### Extracted material

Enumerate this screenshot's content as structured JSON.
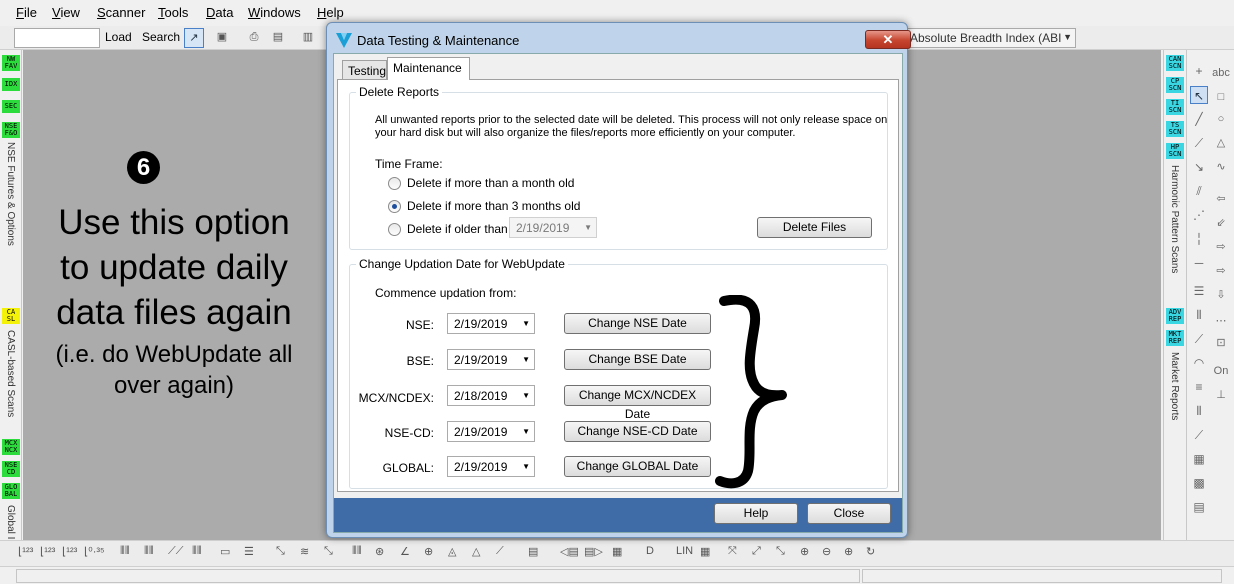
{
  "menu": [
    "File",
    "View",
    "Scanner",
    "Tools",
    "Data",
    "Windows",
    "Help"
  ],
  "toolbar": {
    "symbol_value": "",
    "load_label": "Load",
    "search_label": "Search",
    "indicator_value": "Absolute Breadth Index (ABI"
  },
  "left_panel": {
    "chips": [
      "NW\nFAV",
      "IDX",
      "SEC",
      "NSE\nF&O",
      "CA\nSL",
      "MCX\nNCX",
      "NSE\nCD",
      "GLO\nBAL"
    ],
    "labels": [
      "NSE Futures & Options",
      "CASL-based Scans",
      "Global I"
    ]
  },
  "right_panel": {
    "chips": [
      "CAN\nSCN",
      "CP\nSCN",
      "TI\nSCN",
      "TS\nSCN",
      "HP\nSCN",
      "ADV\nREP",
      "MKT\nREP"
    ],
    "labels": [
      "Harmonic Pattern Scans",
      "Market Reports"
    ],
    "tools_text": [
      "abc",
      "On"
    ]
  },
  "annotation": {
    "number": "6",
    "main_text": "Use this option to update daily data files again",
    "sub_text": "(i.e. do WebUpdate all over again)"
  },
  "dialog": {
    "title": "Data Testing & Maintenance",
    "close_label": "✕",
    "tabs": [
      "Testing",
      "Maintenance"
    ],
    "active_tab": "Maintenance",
    "delete_reports": {
      "title": "Delete Reports",
      "description_line1": "All unwanted reports prior to the selected date will be deleted. This process will not only release space on",
      "description_line2": "your hard disk but will also organize the files/reports more efficiently on your computer.",
      "timeframe_label": "Time Frame:",
      "options": [
        "Delete if more than a month old",
        "Delete if more than 3 months old",
        "Delete if older than"
      ],
      "selected_option": "Delete if more than 3 months old",
      "older_than_date": "2/19/2019",
      "delete_button": "Delete Files"
    },
    "updation": {
      "title": "Change Updation Date for WebUpdate",
      "commence_label": "Commence updation from:",
      "rows": [
        {
          "label": "NSE:",
          "date": "2/19/2019",
          "button": "Change NSE Date"
        },
        {
          "label": "BSE:",
          "date": "2/19/2019",
          "button": "Change BSE Date"
        },
        {
          "label": "MCX/NCDEX:",
          "date": "2/18/2019",
          "button": "Change MCX/NCDEX Date"
        },
        {
          "label": "NSE-CD:",
          "date": "2/19/2019",
          "button": "Change NSE-CD Date"
        },
        {
          "label": "GLOBAL:",
          "date": "2/19/2019",
          "button": "Change GLOBAL Date"
        }
      ]
    },
    "footer": {
      "help_button": "Help",
      "close_button": "Close"
    }
  },
  "colors": {
    "canvas": "#ababab",
    "dialog_footer": "#3f6ba6",
    "chip_green": "#2bdc3c",
    "chip_yellow": "#f5f20a",
    "chip_cyan": "#3ad6e2"
  }
}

### Aim of the task
Leave the pictures out, and transcribe each of the records exactly.

### The result
Enumerate this screenshot's content as structured JSON.
{
  "menu": [
    "File",
    "View",
    "Scanner",
    "Tools",
    "Data",
    "Windows",
    "Help"
  ],
  "toolbar": {
    "symbol_value": "",
    "load_label": "Load",
    "search_label": "Search",
    "indicator_value": "Absolute Breadth Index (ABI"
  },
  "left_panel": {
    "chips": [
      "NW\nFAV",
      "IDX",
      "SEC",
      "NSE\nF&O",
      "CA\nSL",
      "MCX\nNCX",
      "NSE\nCD",
      "GLO\nBAL"
    ],
    "labels": [
      "NSE Futures & Options",
      "CASL-based Scans",
      "Global I"
    ]
  },
  "right_panel": {
    "chips": [
      "CAN\nSCN",
      "CP\nSCN",
      "TI\nSCN",
      "TS\nSCN",
      "HP\nSCN",
      "ADV\nREP",
      "MKT\nREP"
    ],
    "labels": [
      "Harmonic Pattern Scans",
      "Market Reports"
    ],
    "tools_text": [
      "abc",
      "On"
    ]
  },
  "annotation": {
    "number": "6",
    "main_text": "Use this option to update daily data files again",
    "sub_text": "(i.e. do WebUpdate all over again)"
  },
  "dialog": {
    "title": "Data Testing & Maintenance",
    "close_label": "✕",
    "tabs": [
      "Testing",
      "Maintenance"
    ],
    "active_tab": "Maintenance",
    "delete_reports": {
      "title": "Delete Reports",
      "description_line1": "All unwanted reports prior to the selected date will be deleted. This process will not only release space on",
      "description_line2": "your hard disk but will also organize the files/reports more efficiently on your computer.",
      "timeframe_label": "Time Frame:",
      "options": [
        "Delete if more than a month old",
        "Delete if more than 3 months old",
        "Delete if older than"
      ],
      "selected_option": "Delete if more than 3 months old",
      "older_than_date": "2/19/2019",
      "delete_button": "Delete Files"
    },
    "updation": {
      "title": "Change Updation Date for WebUpdate",
      "commence_label": "Commence updation from:",
      "rows": [
        {
          "label": "NSE:",
          "date": "2/19/2019",
          "button": "Change NSE Date"
        },
        {
          "label": "BSE:",
          "date": "2/19/2019",
          "button": "Change BSE Date"
        },
        {
          "label": "MCX/NCDEX:",
          "date": "2/18/2019",
          "button": "Change MCX/NCDEX Date"
        },
        {
          "label": "NSE-CD:",
          "date": "2/19/2019",
          "button": "Change NSE-CD Date"
        },
        {
          "label": "GLOBAL:",
          "date": "2/19/2019",
          "button": "Change GLOBAL Date"
        }
      ]
    },
    "footer": {
      "help_button": "Help",
      "close_button": "Close"
    }
  },
  "colors": {
    "canvas": "#ababab",
    "dialog_footer": "#3f6ba6",
    "chip_green": "#2bdc3c",
    "chip_yellow": "#f5f20a",
    "chip_cyan": "#3ad6e2"
  }
}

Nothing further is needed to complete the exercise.